Exercise aim:
List, from the lines below, each one with "Slug" in it.

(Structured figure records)
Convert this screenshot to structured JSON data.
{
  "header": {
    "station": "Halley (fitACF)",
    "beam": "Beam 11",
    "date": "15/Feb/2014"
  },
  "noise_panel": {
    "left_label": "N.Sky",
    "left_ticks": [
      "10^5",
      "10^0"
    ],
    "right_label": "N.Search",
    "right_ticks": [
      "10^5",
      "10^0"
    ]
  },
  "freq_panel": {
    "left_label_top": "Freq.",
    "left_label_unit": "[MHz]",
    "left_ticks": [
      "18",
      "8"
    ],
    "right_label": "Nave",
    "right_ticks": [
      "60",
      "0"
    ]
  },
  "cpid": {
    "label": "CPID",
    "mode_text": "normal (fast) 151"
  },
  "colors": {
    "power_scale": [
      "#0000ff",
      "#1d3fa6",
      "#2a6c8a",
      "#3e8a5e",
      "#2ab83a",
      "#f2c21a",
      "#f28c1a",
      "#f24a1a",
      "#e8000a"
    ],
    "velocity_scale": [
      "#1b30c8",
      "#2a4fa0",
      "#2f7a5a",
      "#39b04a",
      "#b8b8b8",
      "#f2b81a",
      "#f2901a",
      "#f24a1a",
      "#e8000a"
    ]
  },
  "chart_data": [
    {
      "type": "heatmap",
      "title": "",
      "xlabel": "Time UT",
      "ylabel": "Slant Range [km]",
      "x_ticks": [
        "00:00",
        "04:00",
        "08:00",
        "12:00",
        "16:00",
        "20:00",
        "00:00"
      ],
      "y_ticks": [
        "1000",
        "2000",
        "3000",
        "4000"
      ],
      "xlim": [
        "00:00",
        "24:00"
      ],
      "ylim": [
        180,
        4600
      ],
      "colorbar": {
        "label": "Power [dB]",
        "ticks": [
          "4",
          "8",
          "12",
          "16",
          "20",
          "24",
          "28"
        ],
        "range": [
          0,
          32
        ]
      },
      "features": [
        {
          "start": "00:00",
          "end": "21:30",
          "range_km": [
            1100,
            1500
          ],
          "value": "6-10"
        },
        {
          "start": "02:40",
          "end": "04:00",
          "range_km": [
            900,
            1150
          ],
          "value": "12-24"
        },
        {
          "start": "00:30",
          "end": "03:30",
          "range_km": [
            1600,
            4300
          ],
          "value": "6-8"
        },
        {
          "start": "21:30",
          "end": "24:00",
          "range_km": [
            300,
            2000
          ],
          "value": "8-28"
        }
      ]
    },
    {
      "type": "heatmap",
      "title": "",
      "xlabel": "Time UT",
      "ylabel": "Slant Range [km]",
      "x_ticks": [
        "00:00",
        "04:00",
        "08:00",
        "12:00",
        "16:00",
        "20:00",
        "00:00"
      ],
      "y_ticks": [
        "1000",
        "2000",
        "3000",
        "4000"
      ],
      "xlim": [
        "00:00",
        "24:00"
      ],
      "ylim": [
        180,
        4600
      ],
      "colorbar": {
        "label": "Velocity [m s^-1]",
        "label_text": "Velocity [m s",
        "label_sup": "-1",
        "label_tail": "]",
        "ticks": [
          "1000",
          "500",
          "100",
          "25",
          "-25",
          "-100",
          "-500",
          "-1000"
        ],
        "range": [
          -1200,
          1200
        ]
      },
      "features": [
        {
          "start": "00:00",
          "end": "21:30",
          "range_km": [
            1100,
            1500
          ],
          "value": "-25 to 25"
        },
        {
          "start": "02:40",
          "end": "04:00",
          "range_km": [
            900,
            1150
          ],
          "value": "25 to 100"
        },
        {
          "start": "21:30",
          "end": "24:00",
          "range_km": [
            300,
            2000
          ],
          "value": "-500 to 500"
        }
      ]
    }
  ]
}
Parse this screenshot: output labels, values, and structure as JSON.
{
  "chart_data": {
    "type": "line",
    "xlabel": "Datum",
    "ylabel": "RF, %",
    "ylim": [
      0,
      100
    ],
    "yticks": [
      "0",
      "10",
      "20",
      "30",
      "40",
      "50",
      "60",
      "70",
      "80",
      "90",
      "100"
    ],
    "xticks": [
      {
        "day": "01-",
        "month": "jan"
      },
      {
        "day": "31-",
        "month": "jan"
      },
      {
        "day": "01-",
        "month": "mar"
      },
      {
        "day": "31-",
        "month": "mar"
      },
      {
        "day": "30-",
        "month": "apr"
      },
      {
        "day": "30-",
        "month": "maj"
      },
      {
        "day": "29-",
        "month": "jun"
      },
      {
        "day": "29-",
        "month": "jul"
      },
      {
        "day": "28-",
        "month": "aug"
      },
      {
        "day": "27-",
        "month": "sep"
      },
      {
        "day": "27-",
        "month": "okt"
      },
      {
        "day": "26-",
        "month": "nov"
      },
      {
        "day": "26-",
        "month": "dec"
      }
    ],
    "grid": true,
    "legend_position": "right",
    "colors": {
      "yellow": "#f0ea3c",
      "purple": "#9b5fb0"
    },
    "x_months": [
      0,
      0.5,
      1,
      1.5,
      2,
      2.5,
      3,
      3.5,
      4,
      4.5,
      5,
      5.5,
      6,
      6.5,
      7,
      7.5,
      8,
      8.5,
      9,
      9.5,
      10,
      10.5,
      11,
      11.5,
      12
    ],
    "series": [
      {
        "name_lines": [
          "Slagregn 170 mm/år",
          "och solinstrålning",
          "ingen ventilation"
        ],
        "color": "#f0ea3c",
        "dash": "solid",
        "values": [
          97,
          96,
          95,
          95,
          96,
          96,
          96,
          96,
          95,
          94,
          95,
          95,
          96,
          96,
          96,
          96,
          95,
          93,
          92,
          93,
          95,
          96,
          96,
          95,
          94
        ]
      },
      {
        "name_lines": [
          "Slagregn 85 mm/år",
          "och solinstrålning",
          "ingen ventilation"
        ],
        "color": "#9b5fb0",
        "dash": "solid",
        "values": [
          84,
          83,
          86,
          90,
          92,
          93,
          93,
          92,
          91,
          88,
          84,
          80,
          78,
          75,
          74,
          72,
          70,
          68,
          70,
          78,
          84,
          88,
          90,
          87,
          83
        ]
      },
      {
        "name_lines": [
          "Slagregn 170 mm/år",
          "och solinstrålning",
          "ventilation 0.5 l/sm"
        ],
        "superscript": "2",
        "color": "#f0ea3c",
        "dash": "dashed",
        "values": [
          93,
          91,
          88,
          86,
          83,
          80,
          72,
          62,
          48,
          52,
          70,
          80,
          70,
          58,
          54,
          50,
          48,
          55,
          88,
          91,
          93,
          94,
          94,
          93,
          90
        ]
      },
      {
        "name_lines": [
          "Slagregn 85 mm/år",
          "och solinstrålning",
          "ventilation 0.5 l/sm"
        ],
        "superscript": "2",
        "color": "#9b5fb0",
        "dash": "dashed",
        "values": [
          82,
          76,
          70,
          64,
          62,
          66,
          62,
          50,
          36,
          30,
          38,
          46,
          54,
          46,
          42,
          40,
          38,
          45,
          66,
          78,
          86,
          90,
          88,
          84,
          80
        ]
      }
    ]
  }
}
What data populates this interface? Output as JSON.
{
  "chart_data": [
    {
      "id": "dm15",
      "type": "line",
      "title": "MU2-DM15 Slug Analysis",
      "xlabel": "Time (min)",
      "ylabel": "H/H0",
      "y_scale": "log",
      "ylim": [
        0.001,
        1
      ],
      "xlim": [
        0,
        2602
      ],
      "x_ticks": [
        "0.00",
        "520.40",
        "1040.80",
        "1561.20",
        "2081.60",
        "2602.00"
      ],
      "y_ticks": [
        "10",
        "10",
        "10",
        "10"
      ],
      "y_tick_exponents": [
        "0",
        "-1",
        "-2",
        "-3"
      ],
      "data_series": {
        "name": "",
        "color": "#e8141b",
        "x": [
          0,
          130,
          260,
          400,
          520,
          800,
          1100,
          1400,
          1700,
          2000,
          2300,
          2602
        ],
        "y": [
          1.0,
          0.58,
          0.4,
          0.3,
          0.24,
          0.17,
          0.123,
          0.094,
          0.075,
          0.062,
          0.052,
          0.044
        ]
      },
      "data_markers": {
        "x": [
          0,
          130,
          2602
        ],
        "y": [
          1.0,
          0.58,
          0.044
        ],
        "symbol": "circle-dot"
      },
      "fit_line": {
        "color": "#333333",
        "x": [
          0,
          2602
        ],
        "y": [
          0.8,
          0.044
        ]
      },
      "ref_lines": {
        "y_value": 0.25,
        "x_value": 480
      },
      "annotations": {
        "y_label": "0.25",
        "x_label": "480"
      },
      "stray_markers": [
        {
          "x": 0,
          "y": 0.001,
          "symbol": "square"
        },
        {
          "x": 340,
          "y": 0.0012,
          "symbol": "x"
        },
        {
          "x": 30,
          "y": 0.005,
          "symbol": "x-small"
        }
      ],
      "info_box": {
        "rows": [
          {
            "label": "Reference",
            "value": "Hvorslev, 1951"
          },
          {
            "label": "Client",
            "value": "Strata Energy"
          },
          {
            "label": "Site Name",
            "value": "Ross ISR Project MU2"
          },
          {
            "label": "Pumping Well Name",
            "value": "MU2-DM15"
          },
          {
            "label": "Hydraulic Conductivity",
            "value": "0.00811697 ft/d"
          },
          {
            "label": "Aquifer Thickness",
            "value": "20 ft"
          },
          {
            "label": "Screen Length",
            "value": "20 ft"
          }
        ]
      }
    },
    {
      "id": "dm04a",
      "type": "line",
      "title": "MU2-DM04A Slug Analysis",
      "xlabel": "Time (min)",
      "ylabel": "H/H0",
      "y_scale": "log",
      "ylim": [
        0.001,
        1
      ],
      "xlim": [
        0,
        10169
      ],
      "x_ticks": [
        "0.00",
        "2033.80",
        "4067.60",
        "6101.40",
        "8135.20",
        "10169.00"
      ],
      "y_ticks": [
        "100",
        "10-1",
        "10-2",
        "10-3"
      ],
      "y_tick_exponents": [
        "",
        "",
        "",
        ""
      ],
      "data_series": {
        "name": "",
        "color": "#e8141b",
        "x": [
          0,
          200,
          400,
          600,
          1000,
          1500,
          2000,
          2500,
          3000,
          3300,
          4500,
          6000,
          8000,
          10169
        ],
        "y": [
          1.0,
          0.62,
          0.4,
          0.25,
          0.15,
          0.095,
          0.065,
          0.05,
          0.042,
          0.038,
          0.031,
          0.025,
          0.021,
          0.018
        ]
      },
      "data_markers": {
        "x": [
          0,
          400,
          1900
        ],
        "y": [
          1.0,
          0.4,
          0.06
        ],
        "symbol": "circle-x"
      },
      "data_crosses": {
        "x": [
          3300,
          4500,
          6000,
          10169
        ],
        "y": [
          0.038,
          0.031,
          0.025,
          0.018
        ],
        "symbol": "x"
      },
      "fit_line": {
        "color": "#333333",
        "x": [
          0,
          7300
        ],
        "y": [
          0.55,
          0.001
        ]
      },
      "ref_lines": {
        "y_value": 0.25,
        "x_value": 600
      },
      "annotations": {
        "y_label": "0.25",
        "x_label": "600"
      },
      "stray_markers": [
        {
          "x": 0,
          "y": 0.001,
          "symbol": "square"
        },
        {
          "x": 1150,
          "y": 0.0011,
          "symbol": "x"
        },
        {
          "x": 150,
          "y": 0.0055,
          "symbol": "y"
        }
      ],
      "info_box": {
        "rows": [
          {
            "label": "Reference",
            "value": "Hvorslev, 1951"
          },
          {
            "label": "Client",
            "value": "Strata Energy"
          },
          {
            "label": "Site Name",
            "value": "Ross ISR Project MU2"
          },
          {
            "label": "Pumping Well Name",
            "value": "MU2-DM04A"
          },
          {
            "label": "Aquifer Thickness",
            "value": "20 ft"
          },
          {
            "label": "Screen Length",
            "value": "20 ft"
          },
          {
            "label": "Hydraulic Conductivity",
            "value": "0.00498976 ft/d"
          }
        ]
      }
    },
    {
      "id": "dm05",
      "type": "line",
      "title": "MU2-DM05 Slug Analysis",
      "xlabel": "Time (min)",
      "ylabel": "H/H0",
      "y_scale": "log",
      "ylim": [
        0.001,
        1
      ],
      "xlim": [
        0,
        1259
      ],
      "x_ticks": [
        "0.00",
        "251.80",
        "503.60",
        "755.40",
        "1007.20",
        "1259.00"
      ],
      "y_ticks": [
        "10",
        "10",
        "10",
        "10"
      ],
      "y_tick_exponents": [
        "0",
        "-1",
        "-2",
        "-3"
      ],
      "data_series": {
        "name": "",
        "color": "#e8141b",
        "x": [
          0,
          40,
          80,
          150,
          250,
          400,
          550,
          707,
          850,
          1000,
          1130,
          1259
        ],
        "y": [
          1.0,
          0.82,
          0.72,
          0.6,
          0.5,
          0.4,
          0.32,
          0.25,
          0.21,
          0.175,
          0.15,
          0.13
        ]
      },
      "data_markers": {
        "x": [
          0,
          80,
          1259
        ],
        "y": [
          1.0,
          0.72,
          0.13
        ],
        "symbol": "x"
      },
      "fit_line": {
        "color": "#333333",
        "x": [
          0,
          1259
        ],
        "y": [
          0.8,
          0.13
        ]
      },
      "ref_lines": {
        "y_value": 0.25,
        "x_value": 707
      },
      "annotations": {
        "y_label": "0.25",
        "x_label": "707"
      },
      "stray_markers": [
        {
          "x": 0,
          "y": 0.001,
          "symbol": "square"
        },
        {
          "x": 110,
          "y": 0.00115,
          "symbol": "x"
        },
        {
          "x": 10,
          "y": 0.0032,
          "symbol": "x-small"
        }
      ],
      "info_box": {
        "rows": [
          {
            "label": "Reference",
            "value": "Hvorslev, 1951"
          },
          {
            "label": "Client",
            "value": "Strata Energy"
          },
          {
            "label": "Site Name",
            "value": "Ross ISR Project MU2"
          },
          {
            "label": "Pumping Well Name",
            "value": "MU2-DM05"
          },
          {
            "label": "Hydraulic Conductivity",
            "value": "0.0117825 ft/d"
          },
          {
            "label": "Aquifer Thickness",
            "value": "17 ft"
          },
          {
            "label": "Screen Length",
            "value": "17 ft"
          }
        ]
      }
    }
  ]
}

Answer for this exercise:
      "title": "MU2-DM15 Slug Analysis",
      "title": "MU2-DM04A Slug Analysis",
      "title": "MU2-DM05 Slug Analysis",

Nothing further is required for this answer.